# Exercise directions
Could every line of the data be printed exactly as it reads?

□ □ □

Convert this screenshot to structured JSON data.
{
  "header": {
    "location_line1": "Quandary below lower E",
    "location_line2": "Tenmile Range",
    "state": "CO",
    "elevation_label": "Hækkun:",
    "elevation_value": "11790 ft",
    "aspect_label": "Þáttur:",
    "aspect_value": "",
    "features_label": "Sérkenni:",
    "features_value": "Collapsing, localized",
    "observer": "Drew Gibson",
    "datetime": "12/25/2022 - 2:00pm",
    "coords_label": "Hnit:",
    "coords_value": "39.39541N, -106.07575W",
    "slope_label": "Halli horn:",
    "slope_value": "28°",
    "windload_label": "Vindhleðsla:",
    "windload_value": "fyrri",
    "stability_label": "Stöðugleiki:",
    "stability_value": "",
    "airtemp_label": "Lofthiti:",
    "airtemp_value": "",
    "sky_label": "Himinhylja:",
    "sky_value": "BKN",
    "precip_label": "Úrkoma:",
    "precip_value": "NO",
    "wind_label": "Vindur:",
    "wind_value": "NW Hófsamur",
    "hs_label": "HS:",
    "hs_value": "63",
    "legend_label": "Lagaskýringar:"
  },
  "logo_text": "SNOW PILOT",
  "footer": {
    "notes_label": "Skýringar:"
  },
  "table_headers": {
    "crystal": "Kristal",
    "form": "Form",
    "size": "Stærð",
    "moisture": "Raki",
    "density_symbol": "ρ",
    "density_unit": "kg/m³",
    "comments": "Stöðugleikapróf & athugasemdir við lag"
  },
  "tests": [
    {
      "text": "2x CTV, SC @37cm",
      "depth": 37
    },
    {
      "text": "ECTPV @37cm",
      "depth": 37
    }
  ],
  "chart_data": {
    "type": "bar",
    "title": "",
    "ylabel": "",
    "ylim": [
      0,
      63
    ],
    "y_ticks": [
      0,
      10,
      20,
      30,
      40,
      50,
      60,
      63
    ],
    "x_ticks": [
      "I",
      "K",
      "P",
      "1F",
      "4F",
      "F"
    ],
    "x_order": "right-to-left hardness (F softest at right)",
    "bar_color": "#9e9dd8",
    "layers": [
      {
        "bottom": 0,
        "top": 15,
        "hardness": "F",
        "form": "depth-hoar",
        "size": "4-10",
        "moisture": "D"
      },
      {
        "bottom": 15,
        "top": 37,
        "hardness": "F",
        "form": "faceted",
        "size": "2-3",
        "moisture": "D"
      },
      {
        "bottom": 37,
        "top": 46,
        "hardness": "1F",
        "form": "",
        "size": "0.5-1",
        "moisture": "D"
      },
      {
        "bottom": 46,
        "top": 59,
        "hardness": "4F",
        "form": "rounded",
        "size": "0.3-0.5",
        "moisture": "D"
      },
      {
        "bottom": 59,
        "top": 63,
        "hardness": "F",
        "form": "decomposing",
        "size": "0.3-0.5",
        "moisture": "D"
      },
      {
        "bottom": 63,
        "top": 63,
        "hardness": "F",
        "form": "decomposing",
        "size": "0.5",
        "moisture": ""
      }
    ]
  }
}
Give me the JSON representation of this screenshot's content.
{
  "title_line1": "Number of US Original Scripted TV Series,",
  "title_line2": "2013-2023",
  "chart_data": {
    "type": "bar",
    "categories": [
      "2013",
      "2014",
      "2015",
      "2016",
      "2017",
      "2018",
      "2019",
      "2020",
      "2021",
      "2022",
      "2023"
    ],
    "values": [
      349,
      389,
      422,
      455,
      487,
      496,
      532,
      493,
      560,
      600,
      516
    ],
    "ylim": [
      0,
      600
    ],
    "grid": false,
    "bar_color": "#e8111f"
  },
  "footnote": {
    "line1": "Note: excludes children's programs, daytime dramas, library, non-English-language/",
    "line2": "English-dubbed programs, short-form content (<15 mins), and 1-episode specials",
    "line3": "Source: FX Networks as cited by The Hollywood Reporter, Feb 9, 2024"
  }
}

□ □ □

# Finished answer
Convert this screenshot to structured JSON data.
{
  "header": {
    "location_line1": "Quandary below lower E",
    "location_line2": "Tenmile Range",
    "state": "CO",
    "elevation_label": "Hækkun:",
    "elevation_value": "11790 ft",
    "aspect_label": "Þáttur:",
    "aspect_value": "",
    "features_label": "Sérkenni:",
    "features_value": "Collapsing, localized",
    "observer": "Drew Gibson",
    "datetime": "12/25/2022 - 2:00pm",
    "coords_label": "Hnit:",
    "coords_value": "39.39541N, -106.07575W",
    "slope_label": "Halli horn:",
    "slope_value": "28°",
    "windload_label": "Vindhleðsla:",
    "windload_value": "fyrri",
    "stability_label": "Stöðugleiki:",
    "stability_value": "",
    "airtemp_label": "Lofthiti:",
    "airtemp_value": "",
    "sky_label": "Himinhylja:",
    "sky_value": "BKN",
    "precip_label": "Úrkoma:",
    "precip_value": "NO",
    "wind_label": "Vindur:",
    "wind_value": "NW Hófsamur",
    "hs_label": "HS:",
    "hs_value": "63",
    "legend_label": "Lagaskýringar:"
  },
  "logo_text": "SNOW PILOT",
  "footer": {
    "notes_label": "Skýringar:"
  },
  "table_headers": {
    "crystal": "Kristal",
    "form": "Form",
    "size": "Stærð",
    "moisture": "Raki",
    "density_symbol": "ρ",
    "density_unit": "kg/m³",
    "comments": "Stöðugleikapróf & athugasemdir við lag"
  },
  "tests": [
    {
      "text": "2x CTV, SC @37cm",
      "depth": 37
    },
    {
      "text": "ECTPV @37cm",
      "depth": 37
    }
  ],
  "chart_data": {
    "type": "bar",
    "title": "",
    "ylabel": "",
    "ylim": [
      0,
      63
    ],
    "y_ticks": [
      0,
      10,
      20,
      30,
      40,
      50,
      60,
      63
    ],
    "x_ticks": [
      "I",
      "K",
      "P",
      "1F",
      "4F",
      "F"
    ],
    "x_order": "right-to-left hardness (F softest at right)",
    "bar_color": "#9e9dd8",
    "layers": [
      {
        "bottom": 0,
        "top": 15,
        "hardness": "F",
        "form": "depth-hoar",
        "size": "4-10",
        "moisture": "D"
      },
      {
        "bottom": 15,
        "top": 37,
        "hardness": "F",
        "form": "faceted",
        "size": "2-3",
        "moisture": "D"
      },
      {
        "bottom": 37,
        "top": 46,
        "hardness": "1F",
        "form": "",
        "size": "0.5-1",
        "moisture": "D"
      },
      {
        "bottom": 46,
        "top": 59,
        "hardness": "4F",
        "form": "rounded",
        "size": "0.3-0.5",
        "moisture": "D"
      },
      {
        "bottom": 59,
        "top": 63,
        "hardness": "F",
        "form": "decomposing",
        "size": "0.3-0.5",
        "moisture": "D"
      },
      {
        "bottom": 63,
        "top": 63,
        "hardness": "F",
        "form": "decomposing",
        "size": "0.5",
        "moisture": ""
      }
    ]
  }
}
Give me the JSON representation of this screenshot's content.
{
  "title_line1": "Number of US Original Scripted TV Series,",
  "title_line2": "2013-2023",
  "chart_data": {
    "type": "bar",
    "categories": [
      "2013",
      "2014",
      "2015",
      "2016",
      "2017",
      "2018",
      "2019",
      "2020",
      "2021",
      "2022",
      "2023"
    ],
    "values": [
      349,
      389,
      422,
      455,
      487,
      496,
      532,
      493,
      560,
      600,
      516
    ],
    "ylim": [
      0,
      600
    ],
    "grid": false,
    "bar_color": "#e8111f"
  },
  "footnote": {
    "line1": "Note: excludes children's programs, daytime dramas, library, non-English-language/",
    "line2": "English-dubbed programs, short-form content (<15 mins), and 1-episode specials",
    "line3": "Source: FX Networks as cited by The Hollywood Reporter, Feb 9, 2024"
  }
}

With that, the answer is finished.